Stored records
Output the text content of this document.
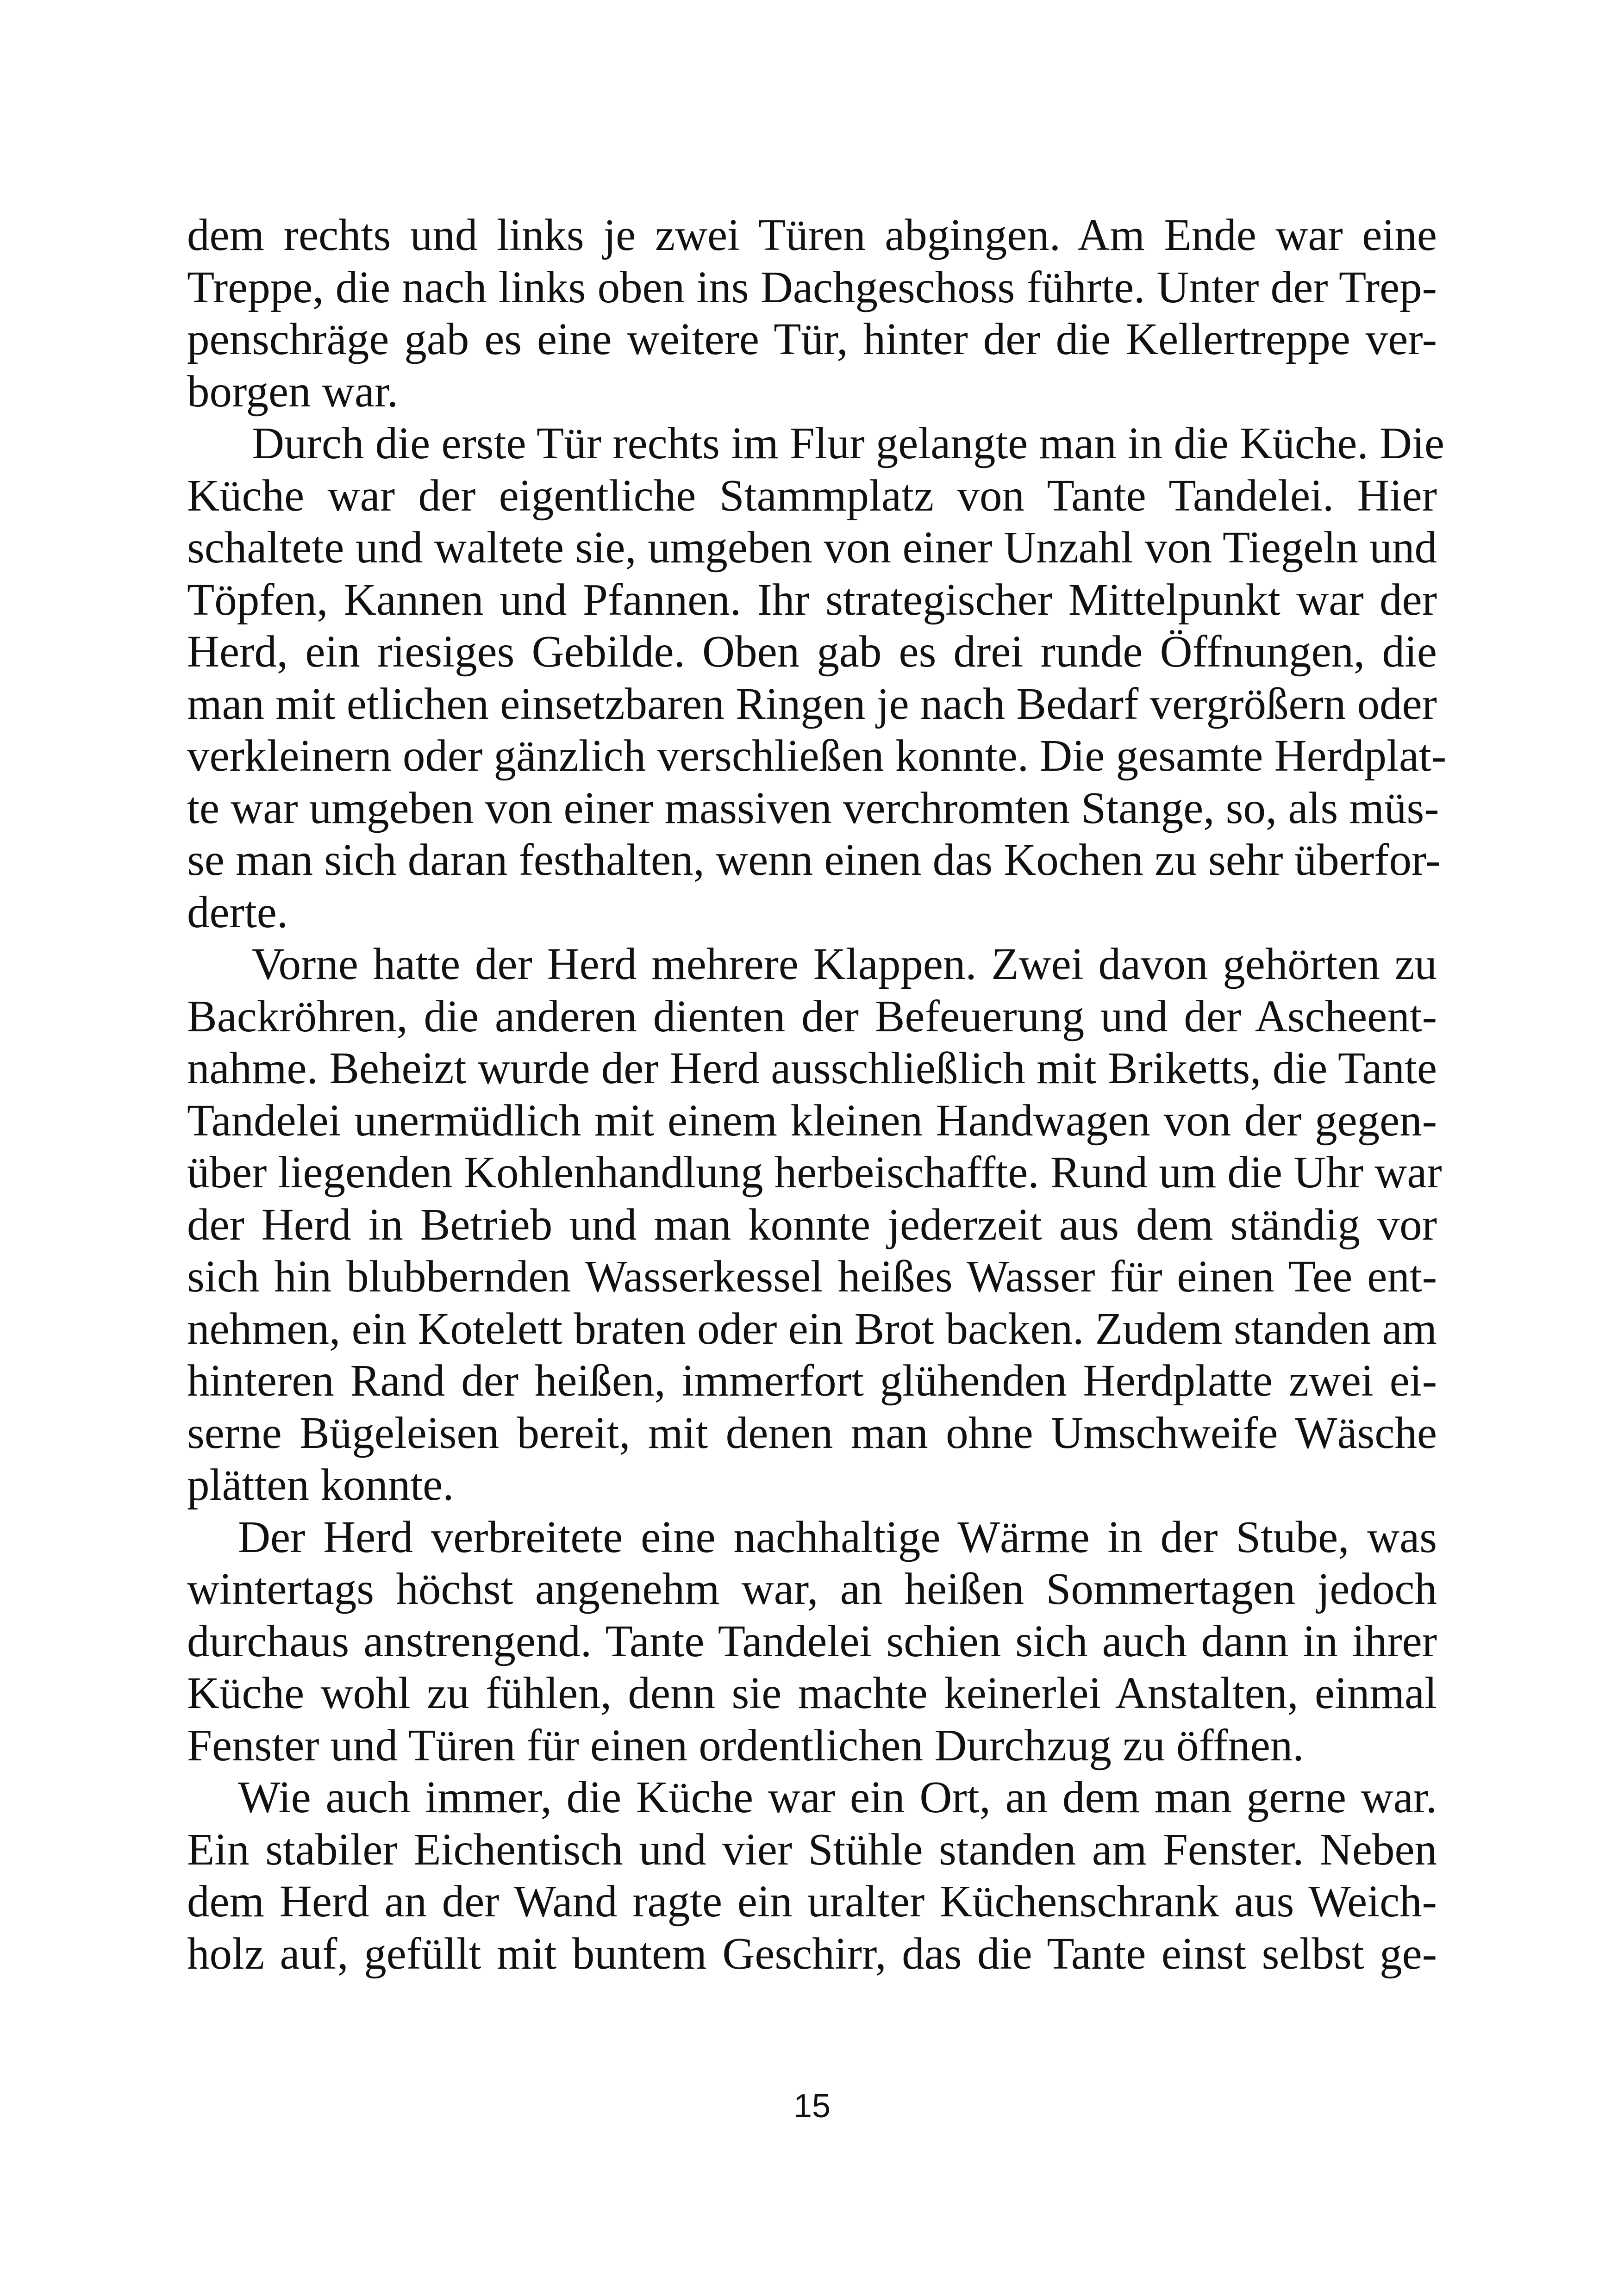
dem rechts und links je zwei Türen abgingen. Am Ende war eine
Treppe, die nach links oben ins Dachgeschoss führte. Unter der Trep-
penschräge gab es eine weitere Tür, hinter der die Kellertreppe ver-
borgen war.
Durch die erste Tür rechts im Flur gelangte man in die Küche. Die
Küche war der eigentliche Stammplatz von Tante Tandelei. Hier
schaltete und waltete sie, umgeben von einer Unzahl von Tiegeln und
Töpfen, Kannen und Pfannen. Ihr strategischer Mittelpunkt war der
Herd, ein riesiges Gebilde. Oben gab es drei runde Öffnungen, die
man mit etlichen einsetzbaren Ringen je nach Bedarf vergrößern oder
verkleinern oder gänzlich verschließen konnte. Die gesamte Herdplat-
te war umgeben von einer massiven verchromten Stange, so, als müs-
se man sich daran festhalten, wenn einen das Kochen zu sehr überfor-
derte.
Vorne hatte der Herd mehrere Klappen. Zwei davon gehörten zu
Backröhren, die anderen dienten der Befeuerung und der Ascheent-
nahme. Beheizt wurde der Herd ausschließlich mit Briketts, die Tante
Tandelei unermüdlich mit einem kleinen Handwagen von der gegen-
über liegenden Kohlenhandlung herbeischaffte. Rund um die Uhr war
der Herd in Betrieb und man konnte jederzeit aus dem ständig vor
sich hin blubbernden Wasserkessel heißes Wasser für einen Tee ent-
nehmen, ein Kotelett braten oder ein Brot backen. Zudem standen am
hinteren Rand der heißen, immerfort glühenden Herdplatte zwei ei-
serne Bügeleisen bereit, mit denen man ohne Umschweife Wäsche
plätten konnte.
Der Herd verbreitete eine nachhaltige Wärme in der Stube, was
wintertags höchst angenehm war, an heißen Sommertagen jedoch
durchaus anstrengend. Tante Tandelei schien sich auch dann in ihrer
Küche wohl zu fühlen, denn sie machte keinerlei Anstalten, einmal
Fenster und Türen für einen ordentlichen Durchzug zu öffnen.
Wie auch immer, die Küche war ein Ort, an dem man gerne war.
Ein stabiler Eichentisch und vier Stühle standen am Fenster. Neben
dem Herd an der Wand ragte ein uralter Küchenschrank aus Weich-
holz auf, gefüllt mit buntem Geschirr, das die Tante einst selbst ge-
15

● Problem details:
List the lines that contain the word "konnte".

● Exercise solution:
verkleinern oder gänzlich verschließen konnte. Die gesamte Herdplat-
der Herd in Betrieb und man konnte jederzeit aus dem ständig vor
plätten konnte.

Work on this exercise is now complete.